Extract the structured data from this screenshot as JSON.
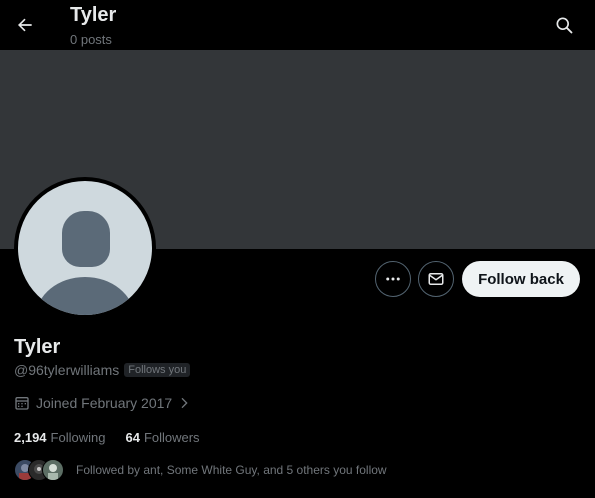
{
  "header": {
    "title": "Tyler",
    "subtitle": "0 posts",
    "back_icon": "arrow-left-icon",
    "search_icon": "search-icon"
  },
  "profile": {
    "name": "Tyler",
    "handle": "@96tylerwilliams",
    "follows_you_badge": "Follows you",
    "joined": "Joined February 2017",
    "following_count": "2,194",
    "following_label": "Following",
    "followers_count": "64",
    "followers_label": "Followers",
    "followed_by": "Followed by ant, Some White Guy, and 5 others you follow"
  },
  "actions": {
    "more_icon": "more-horizontal-icon",
    "message_icon": "envelope-icon",
    "follow_back_label": "Follow back"
  },
  "colors": {
    "background": "#000000",
    "banner": "#333639",
    "secondary_text": "#71767b",
    "button_bg": "#eff3f4"
  }
}
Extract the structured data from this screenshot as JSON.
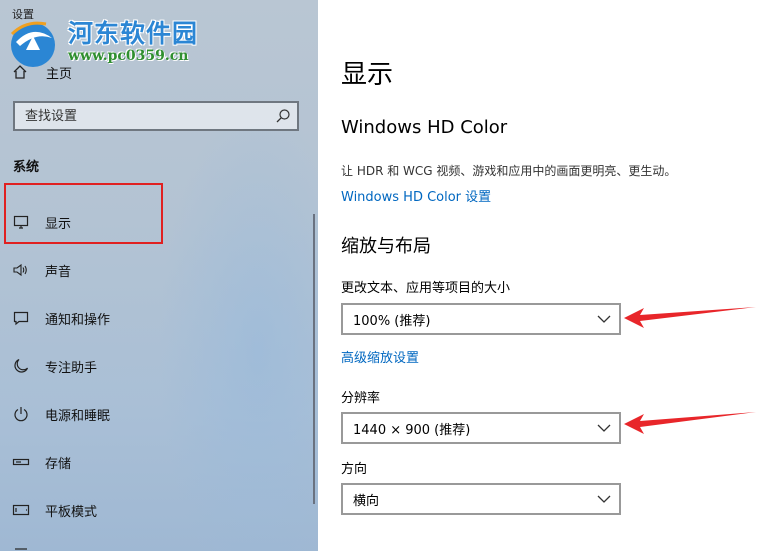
{
  "window": {
    "title": "设置"
  },
  "watermark": {
    "site_name": "河东软件园",
    "url": "www.pc0359.cn"
  },
  "sidebar": {
    "home_label": "主页",
    "search_placeholder": "查找设置",
    "section_label": "系统",
    "items": [
      {
        "label": "显示",
        "icon": "monitor-icon",
        "selected": true
      },
      {
        "label": "声音",
        "icon": "speaker-icon"
      },
      {
        "label": "通知和操作",
        "icon": "message-icon"
      },
      {
        "label": "专注助手",
        "icon": "moon-icon"
      },
      {
        "label": "电源和睡眠",
        "icon": "power-icon"
      },
      {
        "label": "存储",
        "icon": "storage-icon"
      },
      {
        "label": "平板模式",
        "icon": "tablet-icon"
      }
    ]
  },
  "content": {
    "page_title": "显示",
    "hdr": {
      "heading": "Windows HD Color",
      "description": "让 HDR 和 WCG 视频、游戏和应用中的画面更明亮、更生动。",
      "link": "Windows HD Color 设置"
    },
    "scale_layout": {
      "heading": "缩放与布局",
      "scale_label": "更改文本、应用等项目的大小",
      "scale_value": "100% (推荐)",
      "advanced_link": "高级缩放设置",
      "resolution_label": "分辨率",
      "resolution_value": "1440 × 900 (推荐)",
      "orientation_label": "方向",
      "orientation_value": "横向"
    }
  },
  "colors": {
    "accent_link": "#0067c0",
    "highlight_box": "#e02020",
    "annotation_arrow": "#e8262a"
  }
}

§

> WHAT IS ASKED
Restate the data above word for word. Skip every picture.

> ANSWER TO THIS PROBLEM
Extract the structured data from this screenshot as JSON.
{
  "header": {
    "title": "Tyler",
    "subtitle": "0 posts",
    "back_icon": "arrow-left-icon",
    "search_icon": "search-icon"
  },
  "profile": {
    "name": "Tyler",
    "handle": "@96tylerwilliams",
    "follows_you_badge": "Follows you",
    "joined": "Joined February 2017",
    "following_count": "2,194",
    "following_label": "Following",
    "followers_count": "64",
    "followers_label": "Followers",
    "followed_by": "Followed by ant, Some White Guy, and 5 others you follow"
  },
  "actions": {
    "more_icon": "more-horizontal-icon",
    "message_icon": "envelope-icon",
    "follow_back_label": "Follow back"
  },
  "colors": {
    "background": "#000000",
    "banner": "#333639",
    "secondary_text": "#71767b",
    "button_bg": "#eff3f4"
  }
}
Extract the structured data from this screenshot as JSON.
{
  "window": {
    "title": "设置"
  },
  "watermark": {
    "site_name": "河东软件园",
    "url": "www.pc0359.cn"
  },
  "sidebar": {
    "home_label": "主页",
    "search_placeholder": "查找设置",
    "section_label": "系统",
    "items": [
      {
        "label": "显示",
        "icon": "monitor-icon",
        "selected": true
      },
      {
        "label": "声音",
        "icon": "speaker-icon"
      },
      {
        "label": "通知和操作",
        "icon": "message-icon"
      },
      {
        "label": "专注助手",
        "icon": "moon-icon"
      },
      {
        "label": "电源和睡眠",
        "icon": "power-icon"
      },
      {
        "label": "存储",
        "icon": "storage-icon"
      },
      {
        "label": "平板模式",
        "icon": "tablet-icon"
      }
    ]
  },
  "content": {
    "page_title": "显示",
    "hdr": {
      "heading": "Windows HD Color",
      "description": "让 HDR 和 WCG 视频、游戏和应用中的画面更明亮、更生动。",
      "link": "Windows HD Color 设置"
    },
    "scale_layout": {
      "heading": "缩放与布局",
      "scale_label": "更改文本、应用等项目的大小",
      "scale_value": "100% (推荐)",
      "advanced_link": "高级缩放设置",
      "resolution_label": "分辨率",
      "resolution_value": "1440 × 900 (推荐)",
      "orientation_label": "方向",
      "orientation_value": "横向"
    }
  },
  "colors": {
    "accent_link": "#0067c0",
    "highlight_box": "#e02020",
    "annotation_arrow": "#e8262a"
  }
}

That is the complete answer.